*GIVEN INSTRUCTION*: The records below must be copied in full; omit the images.

*DATA RECORDS*:
■ ■ ■ ■

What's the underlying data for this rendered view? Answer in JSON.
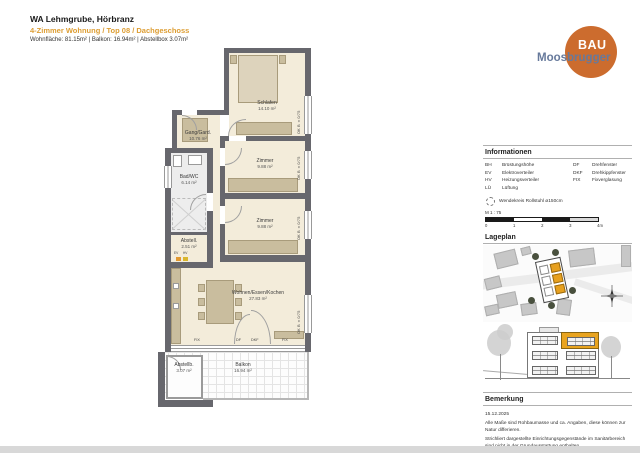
{
  "header": {
    "title": "WA Lehmgrube, Hörbranz",
    "subtitle": "4-Zimmer Wohnung / Top 08 / Dachgeschoss",
    "meta": "Wohnfläche: 81.15m² | Balkon: 16.94m² | Abstellbox 3.07m²"
  },
  "logo": {
    "line1": "BAU",
    "line2": "Moosbrugger"
  },
  "plan": {
    "rooms": {
      "schlafen": {
        "name": "Schlafen",
        "area": "14.10 m²"
      },
      "gang": {
        "name": "Gang/Gard.",
        "area": "10.76 m²"
      },
      "zimmer1": {
        "name": "Zimmer",
        "area": "9.88 m²"
      },
      "zimmer2": {
        "name": "Zimmer",
        "area": "9.88 m²"
      },
      "bad": {
        "name": "Bad/WC",
        "area": "6.14 m²"
      },
      "abstell": {
        "name": "Abstell.",
        "area": "2.51 m²"
      },
      "wohnen": {
        "name": "Wohnen/Essen/Kochen",
        "area": "27.83 m²"
      },
      "abstellbox": {
        "name": "Abstellb.",
        "area": "3.07 m²"
      },
      "balkon": {
        "name": "Balkon",
        "area": "16.94 m²"
      }
    },
    "window_labels": {
      "w1": "FIX",
      "w2": "DF",
      "w3": "DKF",
      "w4": "FIX"
    },
    "side_window_label": "OK B ±0/75",
    "markers": {
      "ev": "EV",
      "hv": "HV"
    }
  },
  "panel": {
    "info": {
      "title": "Informationen",
      "left": [
        {
          "abbr": "BH",
          "label": "Brüstungshöhe"
        },
        {
          "abbr": "EV",
          "label": "Elektroverteiler"
        },
        {
          "abbr": "HV",
          "label": "Heizungsverteiler"
        },
        {
          "abbr": "LÜ",
          "label": "Lüftung"
        }
      ],
      "right": [
        {
          "abbr": "DF",
          "label": "Drehfenster"
        },
        {
          "abbr": "DKF",
          "label": "Drehkippfenster"
        },
        {
          "abbr": "FIX",
          "label": "Fixverglasung"
        }
      ],
      "wheelchair": "Wendekreis Rollstuhl ø150cm",
      "scale_label": "M 1 : 75",
      "ticks": [
        "0",
        "1",
        "2",
        "3",
        "4m"
      ]
    },
    "lageplan_title": "Lageplan",
    "bemerkung": {
      "title": "Bemerkung",
      "date": "15.12.2025",
      "note1": "Alle Maße sind Rohbaumasse und ca. Angaben, diese können zur Natur differieren.",
      "note2": "Strichliert dargestellte Einrichtungsgegenstände im Sanitärbereich sind nicht in der Grundausstattung enthalten."
    }
  },
  "colors": {
    "accent_orange": "#cc6c2e",
    "highlight_orange": "#e7a01e",
    "brand_blue": "#66799b"
  }
}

■ ■ ■ ■

*SOLUTION FOR THIS PROBLEM*:
What's the underlying data for this rendered view? Answer in JSON.
{
  "header": {
    "title": "WA Lehmgrube, Hörbranz",
    "subtitle": "4-Zimmer Wohnung / Top 08 / Dachgeschoss",
    "meta": "Wohnfläche: 81.15m² | Balkon: 16.94m² | Abstellbox 3.07m²"
  },
  "logo": {
    "line1": "BAU",
    "line2": "Moosbrugger"
  },
  "plan": {
    "rooms": {
      "schlafen": {
        "name": "Schlafen",
        "area": "14.10 m²"
      },
      "gang": {
        "name": "Gang/Gard.",
        "area": "10.76 m²"
      },
      "zimmer1": {
        "name": "Zimmer",
        "area": "9.88 m²"
      },
      "zimmer2": {
        "name": "Zimmer",
        "area": "9.88 m²"
      },
      "bad": {
        "name": "Bad/WC",
        "area": "6.14 m²"
      },
      "abstell": {
        "name": "Abstell.",
        "area": "2.51 m²"
      },
      "wohnen": {
        "name": "Wohnen/Essen/Kochen",
        "area": "27.83 m²"
      },
      "abstellbox": {
        "name": "Abstellb.",
        "area": "3.07 m²"
      },
      "balkon": {
        "name": "Balkon",
        "area": "16.94 m²"
      }
    },
    "window_labels": {
      "w1": "FIX",
      "w2": "DF",
      "w3": "DKF",
      "w4": "FIX"
    },
    "side_window_label": "OK B ±0/75",
    "markers": {
      "ev": "EV",
      "hv": "HV"
    }
  },
  "panel": {
    "info": {
      "title": "Informationen",
      "left": [
        {
          "abbr": "BH",
          "label": "Brüstungshöhe"
        },
        {
          "abbr": "EV",
          "label": "Elektroverteiler"
        },
        {
          "abbr": "HV",
          "label": "Heizungsverteiler"
        },
        {
          "abbr": "LÜ",
          "label": "Lüftung"
        }
      ],
      "right": [
        {
          "abbr": "DF",
          "label": "Drehfenster"
        },
        {
          "abbr": "DKF",
          "label": "Drehkippfenster"
        },
        {
          "abbr": "FIX",
          "label": "Fixverglasung"
        }
      ],
      "wheelchair": "Wendekreis Rollstuhl ø150cm",
      "scale_label": "M 1 : 75",
      "ticks": [
        "0",
        "1",
        "2",
        "3",
        "4m"
      ]
    },
    "lageplan_title": "Lageplan",
    "bemerkung": {
      "title": "Bemerkung",
      "date": "15.12.2025",
      "note1": "Alle Maße sind Rohbaumasse und ca. Angaben, diese können zur Natur differieren.",
      "note2": "Strichliert dargestellte Einrichtungsgegenstände im Sanitärbereich sind nicht in der Grundausstattung enthalten."
    }
  },
  "colors": {
    "accent_orange": "#cc6c2e",
    "highlight_orange": "#e7a01e",
    "brand_blue": "#66799b"
  }
}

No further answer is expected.